TEXT PROVIDED:

◆ ◆ ◆ ◆

Choice of mixing times and the scaling factor for difference spectroscopy

The above examples show that the relaxation-compensated PDSD experiment works well for site-specifically labeled biomolecules and uniformly labeled biomolecular mixtures, where the timescale of intra-segmental spin diffusion of ~100 ms is well separated from the inter-segmental or intermolecular spin diffusion timescale of ~1 s. This separation of timescale allows unambiguous detection of inter-residue and intermolecular correlations. In uniformly ¹³C-labeled non-mixture samples, complete magnetization equilibrium in the whole protein is irrelevant, instead one- and two-bond cross peaks should be removed to detect multi-bond and inter-residue cross peaks. Since ¹³C spin diffusion is more rapid in uniformly labeled molecules than in site-specifically labeled samples, the most suitable mixing times for difference spectroscopy should be a few tens of milliseconds and a few hundreds of milliseconds.

The difference spectra in Figs. 3c, 5b, 6a, 7c, and 9c show that removal of one-bond cross peaks always results in small, slightly negative residual diagonal peaks. This observation can be understood by a simple analysis of the spin-diffusion dynamics and is useful for determining the scaling factor without requiring a priori knowledge of which cross peaks are from one-bond couplings: if the diagonal in the difference spectrum is slightly negative (about −2 % of the full diagonal intensity), then the residual one-bond cross peaks will be very small.

◆ ◆ ◆ ◆

DATA SUPPLIED:
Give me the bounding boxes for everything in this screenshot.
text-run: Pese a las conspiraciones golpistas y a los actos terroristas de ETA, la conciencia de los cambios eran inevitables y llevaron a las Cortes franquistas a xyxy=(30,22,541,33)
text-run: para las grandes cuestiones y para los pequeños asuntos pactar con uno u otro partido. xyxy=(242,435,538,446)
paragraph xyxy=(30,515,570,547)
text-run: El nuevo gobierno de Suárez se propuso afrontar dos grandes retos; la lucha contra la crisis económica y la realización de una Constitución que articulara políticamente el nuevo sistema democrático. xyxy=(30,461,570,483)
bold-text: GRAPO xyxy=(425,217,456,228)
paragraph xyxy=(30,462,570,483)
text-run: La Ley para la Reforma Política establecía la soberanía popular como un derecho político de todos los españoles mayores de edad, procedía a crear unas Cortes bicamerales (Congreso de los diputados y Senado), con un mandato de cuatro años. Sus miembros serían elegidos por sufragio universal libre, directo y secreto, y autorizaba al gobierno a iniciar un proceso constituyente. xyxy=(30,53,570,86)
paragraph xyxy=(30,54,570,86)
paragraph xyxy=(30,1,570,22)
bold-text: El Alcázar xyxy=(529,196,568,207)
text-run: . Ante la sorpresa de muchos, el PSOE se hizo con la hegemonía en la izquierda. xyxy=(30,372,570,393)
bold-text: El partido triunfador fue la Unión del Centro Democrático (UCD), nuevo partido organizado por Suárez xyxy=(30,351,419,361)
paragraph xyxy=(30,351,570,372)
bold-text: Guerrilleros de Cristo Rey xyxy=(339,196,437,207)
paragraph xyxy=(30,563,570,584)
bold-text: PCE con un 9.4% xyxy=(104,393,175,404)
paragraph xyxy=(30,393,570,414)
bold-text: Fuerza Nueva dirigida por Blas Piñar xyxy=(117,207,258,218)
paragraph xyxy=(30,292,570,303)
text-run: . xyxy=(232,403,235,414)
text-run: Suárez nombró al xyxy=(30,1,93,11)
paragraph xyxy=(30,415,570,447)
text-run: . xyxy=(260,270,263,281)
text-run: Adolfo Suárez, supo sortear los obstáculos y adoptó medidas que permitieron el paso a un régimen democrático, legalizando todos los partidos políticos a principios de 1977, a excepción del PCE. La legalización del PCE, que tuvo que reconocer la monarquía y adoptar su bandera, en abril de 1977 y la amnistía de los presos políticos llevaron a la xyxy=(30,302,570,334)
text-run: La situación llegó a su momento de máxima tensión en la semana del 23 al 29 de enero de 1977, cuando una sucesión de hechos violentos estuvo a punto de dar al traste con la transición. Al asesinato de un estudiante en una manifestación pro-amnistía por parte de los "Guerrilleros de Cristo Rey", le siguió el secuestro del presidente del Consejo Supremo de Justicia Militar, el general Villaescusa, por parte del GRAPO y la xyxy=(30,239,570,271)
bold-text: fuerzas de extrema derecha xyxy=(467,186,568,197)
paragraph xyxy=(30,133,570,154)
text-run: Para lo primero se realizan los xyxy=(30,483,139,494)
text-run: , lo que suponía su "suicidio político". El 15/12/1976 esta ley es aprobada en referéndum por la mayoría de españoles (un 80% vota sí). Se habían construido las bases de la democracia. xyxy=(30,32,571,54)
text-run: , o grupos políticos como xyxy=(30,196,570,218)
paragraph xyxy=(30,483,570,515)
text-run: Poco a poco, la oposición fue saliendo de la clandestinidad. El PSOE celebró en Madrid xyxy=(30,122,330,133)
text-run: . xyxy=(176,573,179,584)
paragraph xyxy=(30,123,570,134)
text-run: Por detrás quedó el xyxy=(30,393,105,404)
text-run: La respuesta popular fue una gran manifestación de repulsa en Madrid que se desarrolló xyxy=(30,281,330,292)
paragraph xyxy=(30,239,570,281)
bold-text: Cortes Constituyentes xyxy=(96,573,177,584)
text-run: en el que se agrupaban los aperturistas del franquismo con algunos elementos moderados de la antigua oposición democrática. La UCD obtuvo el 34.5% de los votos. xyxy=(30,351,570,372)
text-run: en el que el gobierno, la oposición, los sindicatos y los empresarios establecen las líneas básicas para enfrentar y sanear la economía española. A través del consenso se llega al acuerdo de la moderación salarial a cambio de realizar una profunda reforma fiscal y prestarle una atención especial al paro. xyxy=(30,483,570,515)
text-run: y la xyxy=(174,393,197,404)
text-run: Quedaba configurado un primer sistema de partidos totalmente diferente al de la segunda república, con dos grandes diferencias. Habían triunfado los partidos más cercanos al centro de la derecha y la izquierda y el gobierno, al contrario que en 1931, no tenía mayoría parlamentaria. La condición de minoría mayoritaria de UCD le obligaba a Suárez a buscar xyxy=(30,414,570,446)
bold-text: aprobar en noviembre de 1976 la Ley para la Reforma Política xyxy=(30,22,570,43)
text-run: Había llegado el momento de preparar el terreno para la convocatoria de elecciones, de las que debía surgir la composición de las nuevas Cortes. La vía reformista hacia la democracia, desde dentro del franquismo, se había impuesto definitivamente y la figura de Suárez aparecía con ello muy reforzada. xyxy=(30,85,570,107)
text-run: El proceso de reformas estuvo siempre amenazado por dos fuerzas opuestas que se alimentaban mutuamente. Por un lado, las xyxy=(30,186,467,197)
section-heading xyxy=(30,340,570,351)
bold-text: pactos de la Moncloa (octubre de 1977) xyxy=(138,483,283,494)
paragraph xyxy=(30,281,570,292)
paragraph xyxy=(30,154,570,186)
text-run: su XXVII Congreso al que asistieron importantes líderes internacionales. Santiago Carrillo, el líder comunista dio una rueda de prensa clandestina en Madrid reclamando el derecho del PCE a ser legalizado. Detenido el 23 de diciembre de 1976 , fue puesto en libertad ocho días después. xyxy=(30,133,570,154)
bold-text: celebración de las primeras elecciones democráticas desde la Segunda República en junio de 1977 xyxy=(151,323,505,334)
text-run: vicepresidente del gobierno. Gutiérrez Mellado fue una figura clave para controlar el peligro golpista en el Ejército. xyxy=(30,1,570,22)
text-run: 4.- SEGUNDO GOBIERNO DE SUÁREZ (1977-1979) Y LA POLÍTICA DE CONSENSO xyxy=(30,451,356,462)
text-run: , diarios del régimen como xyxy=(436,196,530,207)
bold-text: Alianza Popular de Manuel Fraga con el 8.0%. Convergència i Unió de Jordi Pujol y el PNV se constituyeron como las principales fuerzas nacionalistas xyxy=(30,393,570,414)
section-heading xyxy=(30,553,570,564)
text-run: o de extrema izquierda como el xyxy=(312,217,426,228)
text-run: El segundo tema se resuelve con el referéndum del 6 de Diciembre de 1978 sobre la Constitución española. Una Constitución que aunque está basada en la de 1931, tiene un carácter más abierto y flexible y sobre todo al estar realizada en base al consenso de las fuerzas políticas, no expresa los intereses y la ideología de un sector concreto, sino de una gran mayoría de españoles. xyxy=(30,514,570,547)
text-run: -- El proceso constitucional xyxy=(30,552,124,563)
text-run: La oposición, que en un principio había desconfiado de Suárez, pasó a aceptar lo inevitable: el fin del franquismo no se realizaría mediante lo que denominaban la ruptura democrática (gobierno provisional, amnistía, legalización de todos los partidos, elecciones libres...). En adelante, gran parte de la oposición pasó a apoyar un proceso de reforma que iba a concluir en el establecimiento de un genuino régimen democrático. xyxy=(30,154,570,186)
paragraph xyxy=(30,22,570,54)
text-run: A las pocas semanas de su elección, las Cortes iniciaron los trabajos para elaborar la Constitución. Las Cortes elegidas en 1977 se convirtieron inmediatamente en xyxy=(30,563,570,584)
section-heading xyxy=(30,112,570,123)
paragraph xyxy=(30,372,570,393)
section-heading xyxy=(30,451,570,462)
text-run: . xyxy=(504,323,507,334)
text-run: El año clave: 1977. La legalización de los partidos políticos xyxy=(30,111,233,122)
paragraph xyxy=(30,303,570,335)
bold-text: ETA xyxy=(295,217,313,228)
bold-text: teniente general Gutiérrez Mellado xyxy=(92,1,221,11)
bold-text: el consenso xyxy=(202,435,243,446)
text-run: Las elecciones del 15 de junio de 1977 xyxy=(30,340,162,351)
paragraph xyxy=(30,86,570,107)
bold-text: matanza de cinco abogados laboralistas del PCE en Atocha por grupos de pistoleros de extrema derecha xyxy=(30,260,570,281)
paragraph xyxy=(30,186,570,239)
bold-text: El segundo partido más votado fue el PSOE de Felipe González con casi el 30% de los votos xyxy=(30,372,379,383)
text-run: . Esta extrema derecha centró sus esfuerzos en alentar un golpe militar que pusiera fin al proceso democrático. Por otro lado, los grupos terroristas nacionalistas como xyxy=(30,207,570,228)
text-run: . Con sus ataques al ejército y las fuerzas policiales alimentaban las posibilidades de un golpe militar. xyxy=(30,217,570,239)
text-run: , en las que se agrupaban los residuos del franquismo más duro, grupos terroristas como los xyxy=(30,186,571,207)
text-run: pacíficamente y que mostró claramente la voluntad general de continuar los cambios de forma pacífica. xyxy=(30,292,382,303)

◆ ◆ ◆ ◆

WHAT YOU WILL DO:
a. According to the text on mixing times and the scaling factor, what is the approximate timescale of intra-segmental spin diffusion?
b. Please list every figure panel that the text on mixing times and the scaling factor cites for its difference spectra.

PER-TASK ANSWERS:
a. About 100 ms.

b. Figs. 3c, 5b, 6a, 7c, and 9c.